** Begin **

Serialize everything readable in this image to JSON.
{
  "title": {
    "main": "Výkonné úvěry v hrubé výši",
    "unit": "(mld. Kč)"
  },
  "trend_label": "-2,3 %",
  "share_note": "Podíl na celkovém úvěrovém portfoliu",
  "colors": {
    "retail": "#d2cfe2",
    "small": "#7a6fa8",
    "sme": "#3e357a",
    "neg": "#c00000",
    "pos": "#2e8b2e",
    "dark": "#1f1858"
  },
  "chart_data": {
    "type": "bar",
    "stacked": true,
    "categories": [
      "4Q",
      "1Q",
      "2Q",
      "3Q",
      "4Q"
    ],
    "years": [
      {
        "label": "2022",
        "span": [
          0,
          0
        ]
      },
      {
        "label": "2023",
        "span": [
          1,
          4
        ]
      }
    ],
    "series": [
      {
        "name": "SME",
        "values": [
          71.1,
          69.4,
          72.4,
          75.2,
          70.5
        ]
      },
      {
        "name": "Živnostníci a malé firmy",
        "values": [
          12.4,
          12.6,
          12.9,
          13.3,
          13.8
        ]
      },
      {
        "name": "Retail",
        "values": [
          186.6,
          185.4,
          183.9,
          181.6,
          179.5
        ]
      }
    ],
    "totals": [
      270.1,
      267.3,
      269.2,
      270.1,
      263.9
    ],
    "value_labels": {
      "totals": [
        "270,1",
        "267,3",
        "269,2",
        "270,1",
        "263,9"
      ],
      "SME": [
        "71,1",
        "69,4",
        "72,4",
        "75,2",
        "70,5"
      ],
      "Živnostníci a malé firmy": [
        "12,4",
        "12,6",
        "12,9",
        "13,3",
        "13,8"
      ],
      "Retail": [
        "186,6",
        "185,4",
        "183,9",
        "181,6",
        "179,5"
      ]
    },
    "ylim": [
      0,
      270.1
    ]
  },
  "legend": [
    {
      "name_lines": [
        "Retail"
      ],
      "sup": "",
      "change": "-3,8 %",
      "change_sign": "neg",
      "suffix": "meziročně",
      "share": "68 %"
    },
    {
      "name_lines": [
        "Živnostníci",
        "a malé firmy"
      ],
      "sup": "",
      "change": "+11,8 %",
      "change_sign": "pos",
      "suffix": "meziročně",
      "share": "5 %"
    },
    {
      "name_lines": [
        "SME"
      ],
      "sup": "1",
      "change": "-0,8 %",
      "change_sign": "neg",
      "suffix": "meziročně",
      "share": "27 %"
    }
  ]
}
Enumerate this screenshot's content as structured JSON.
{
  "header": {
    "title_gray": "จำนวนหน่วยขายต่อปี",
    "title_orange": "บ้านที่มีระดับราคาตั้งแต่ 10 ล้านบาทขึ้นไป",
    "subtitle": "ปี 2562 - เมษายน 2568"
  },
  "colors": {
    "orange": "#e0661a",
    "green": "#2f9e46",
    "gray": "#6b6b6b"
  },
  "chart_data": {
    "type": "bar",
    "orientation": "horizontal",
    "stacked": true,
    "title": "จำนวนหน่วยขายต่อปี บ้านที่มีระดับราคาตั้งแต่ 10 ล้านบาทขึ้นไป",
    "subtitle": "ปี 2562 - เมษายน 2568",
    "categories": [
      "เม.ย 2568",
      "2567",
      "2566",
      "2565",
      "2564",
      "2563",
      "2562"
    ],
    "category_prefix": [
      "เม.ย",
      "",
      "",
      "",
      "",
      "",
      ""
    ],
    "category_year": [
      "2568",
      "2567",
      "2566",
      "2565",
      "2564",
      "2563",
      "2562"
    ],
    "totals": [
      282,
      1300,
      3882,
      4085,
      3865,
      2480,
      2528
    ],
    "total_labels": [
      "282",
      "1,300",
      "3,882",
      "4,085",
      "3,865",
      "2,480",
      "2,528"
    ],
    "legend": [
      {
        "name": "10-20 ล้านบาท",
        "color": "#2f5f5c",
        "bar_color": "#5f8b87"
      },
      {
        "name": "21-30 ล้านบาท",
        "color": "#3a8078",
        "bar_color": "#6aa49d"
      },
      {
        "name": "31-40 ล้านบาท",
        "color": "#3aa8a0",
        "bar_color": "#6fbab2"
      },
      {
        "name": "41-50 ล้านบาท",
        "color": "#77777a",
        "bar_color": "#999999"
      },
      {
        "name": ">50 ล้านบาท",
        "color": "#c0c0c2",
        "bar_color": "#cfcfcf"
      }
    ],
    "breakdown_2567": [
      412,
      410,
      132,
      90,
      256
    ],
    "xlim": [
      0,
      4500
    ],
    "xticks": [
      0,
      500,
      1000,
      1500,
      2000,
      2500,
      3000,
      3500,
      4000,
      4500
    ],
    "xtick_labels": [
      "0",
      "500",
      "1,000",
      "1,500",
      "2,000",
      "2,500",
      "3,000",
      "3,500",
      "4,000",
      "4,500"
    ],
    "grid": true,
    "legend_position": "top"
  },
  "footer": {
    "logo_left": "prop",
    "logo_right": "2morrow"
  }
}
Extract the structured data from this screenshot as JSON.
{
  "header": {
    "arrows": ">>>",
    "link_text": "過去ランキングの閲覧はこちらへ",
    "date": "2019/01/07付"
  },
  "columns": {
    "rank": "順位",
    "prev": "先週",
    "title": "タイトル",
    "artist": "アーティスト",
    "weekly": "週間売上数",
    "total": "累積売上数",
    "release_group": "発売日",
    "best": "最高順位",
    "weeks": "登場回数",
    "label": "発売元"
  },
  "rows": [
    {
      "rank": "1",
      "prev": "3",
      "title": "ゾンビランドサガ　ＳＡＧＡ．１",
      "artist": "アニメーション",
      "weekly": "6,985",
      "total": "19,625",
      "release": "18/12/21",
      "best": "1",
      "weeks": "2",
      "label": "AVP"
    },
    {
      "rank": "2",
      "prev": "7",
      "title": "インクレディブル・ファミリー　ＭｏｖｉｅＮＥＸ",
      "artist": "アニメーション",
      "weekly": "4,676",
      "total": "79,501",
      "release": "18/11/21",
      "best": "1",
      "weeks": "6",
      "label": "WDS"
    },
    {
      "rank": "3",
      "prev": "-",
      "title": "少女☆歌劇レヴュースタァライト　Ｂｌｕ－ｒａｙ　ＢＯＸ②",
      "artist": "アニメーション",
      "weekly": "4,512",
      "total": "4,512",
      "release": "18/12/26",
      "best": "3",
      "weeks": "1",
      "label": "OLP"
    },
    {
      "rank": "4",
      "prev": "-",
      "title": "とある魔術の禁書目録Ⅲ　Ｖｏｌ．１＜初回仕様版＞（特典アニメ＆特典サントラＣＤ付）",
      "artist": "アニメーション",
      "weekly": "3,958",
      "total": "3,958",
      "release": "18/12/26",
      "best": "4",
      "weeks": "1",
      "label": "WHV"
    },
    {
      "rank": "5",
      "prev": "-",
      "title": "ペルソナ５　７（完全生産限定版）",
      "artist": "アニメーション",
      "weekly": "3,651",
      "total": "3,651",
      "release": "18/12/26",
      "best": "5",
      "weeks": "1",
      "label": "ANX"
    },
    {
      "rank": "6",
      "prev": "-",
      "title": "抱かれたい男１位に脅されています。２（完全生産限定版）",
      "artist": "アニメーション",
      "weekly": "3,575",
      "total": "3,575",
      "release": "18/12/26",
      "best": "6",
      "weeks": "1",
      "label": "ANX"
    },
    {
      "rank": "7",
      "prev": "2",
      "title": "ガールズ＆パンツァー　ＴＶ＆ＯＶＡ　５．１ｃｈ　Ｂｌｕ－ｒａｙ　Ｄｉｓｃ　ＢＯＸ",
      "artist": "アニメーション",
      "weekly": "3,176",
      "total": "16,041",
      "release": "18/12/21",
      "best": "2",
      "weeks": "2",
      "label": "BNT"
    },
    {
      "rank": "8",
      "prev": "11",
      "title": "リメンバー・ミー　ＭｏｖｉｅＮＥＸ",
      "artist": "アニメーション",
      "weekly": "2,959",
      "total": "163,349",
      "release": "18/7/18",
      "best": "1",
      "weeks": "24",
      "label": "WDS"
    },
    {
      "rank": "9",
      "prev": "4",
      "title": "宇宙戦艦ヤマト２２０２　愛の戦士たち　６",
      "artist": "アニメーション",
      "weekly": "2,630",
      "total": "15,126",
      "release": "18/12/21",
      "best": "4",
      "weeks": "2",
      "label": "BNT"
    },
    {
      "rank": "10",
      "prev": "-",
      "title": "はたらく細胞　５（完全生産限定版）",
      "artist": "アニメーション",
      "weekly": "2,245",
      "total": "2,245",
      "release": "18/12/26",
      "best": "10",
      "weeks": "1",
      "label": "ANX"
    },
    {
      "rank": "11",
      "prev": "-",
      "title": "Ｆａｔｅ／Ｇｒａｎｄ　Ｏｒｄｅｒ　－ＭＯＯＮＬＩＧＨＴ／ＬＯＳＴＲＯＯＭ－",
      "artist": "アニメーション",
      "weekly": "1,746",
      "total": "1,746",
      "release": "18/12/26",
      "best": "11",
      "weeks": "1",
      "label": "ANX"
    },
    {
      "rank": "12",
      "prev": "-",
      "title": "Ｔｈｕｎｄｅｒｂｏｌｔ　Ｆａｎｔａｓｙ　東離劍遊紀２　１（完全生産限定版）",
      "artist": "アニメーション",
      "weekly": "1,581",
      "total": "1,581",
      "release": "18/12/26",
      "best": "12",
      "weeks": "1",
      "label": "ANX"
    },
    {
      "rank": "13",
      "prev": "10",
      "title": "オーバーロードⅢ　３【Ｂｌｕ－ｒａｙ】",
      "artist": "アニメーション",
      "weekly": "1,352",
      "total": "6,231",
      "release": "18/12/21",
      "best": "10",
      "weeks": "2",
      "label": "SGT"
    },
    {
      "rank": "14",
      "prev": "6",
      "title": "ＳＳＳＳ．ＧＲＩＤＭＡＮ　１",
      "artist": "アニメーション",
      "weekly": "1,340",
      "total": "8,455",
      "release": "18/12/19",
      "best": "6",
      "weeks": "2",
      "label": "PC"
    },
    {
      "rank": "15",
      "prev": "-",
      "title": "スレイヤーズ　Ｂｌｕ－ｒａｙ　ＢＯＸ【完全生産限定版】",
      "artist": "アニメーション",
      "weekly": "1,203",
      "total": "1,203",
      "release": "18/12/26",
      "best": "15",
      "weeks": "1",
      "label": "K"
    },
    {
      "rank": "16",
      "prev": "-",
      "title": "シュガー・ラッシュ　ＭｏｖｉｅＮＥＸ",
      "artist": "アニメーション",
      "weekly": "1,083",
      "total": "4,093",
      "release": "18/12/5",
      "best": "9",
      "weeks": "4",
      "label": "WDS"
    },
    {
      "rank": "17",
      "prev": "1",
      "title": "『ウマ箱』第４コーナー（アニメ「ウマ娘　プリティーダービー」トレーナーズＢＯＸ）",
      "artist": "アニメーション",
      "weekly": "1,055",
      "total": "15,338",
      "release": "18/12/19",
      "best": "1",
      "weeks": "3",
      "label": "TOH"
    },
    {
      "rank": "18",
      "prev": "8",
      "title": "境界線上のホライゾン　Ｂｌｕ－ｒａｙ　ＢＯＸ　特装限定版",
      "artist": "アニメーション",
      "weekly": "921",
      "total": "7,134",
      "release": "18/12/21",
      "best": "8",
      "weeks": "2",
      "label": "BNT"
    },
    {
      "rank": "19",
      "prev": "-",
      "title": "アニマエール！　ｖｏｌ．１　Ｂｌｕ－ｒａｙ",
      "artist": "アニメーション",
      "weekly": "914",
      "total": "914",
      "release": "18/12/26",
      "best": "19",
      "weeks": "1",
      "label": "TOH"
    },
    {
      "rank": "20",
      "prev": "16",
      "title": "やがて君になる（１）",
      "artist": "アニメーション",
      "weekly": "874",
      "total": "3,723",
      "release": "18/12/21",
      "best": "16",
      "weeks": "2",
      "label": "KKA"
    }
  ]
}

** End **

## [What you will do]
Return all lines containing the word "this".

## [Task output]
Serialize everything readable in this image to JSON.
Enumerate this screenshot's content as structured JSON.
Extract the structured data from this screenshot as JSON.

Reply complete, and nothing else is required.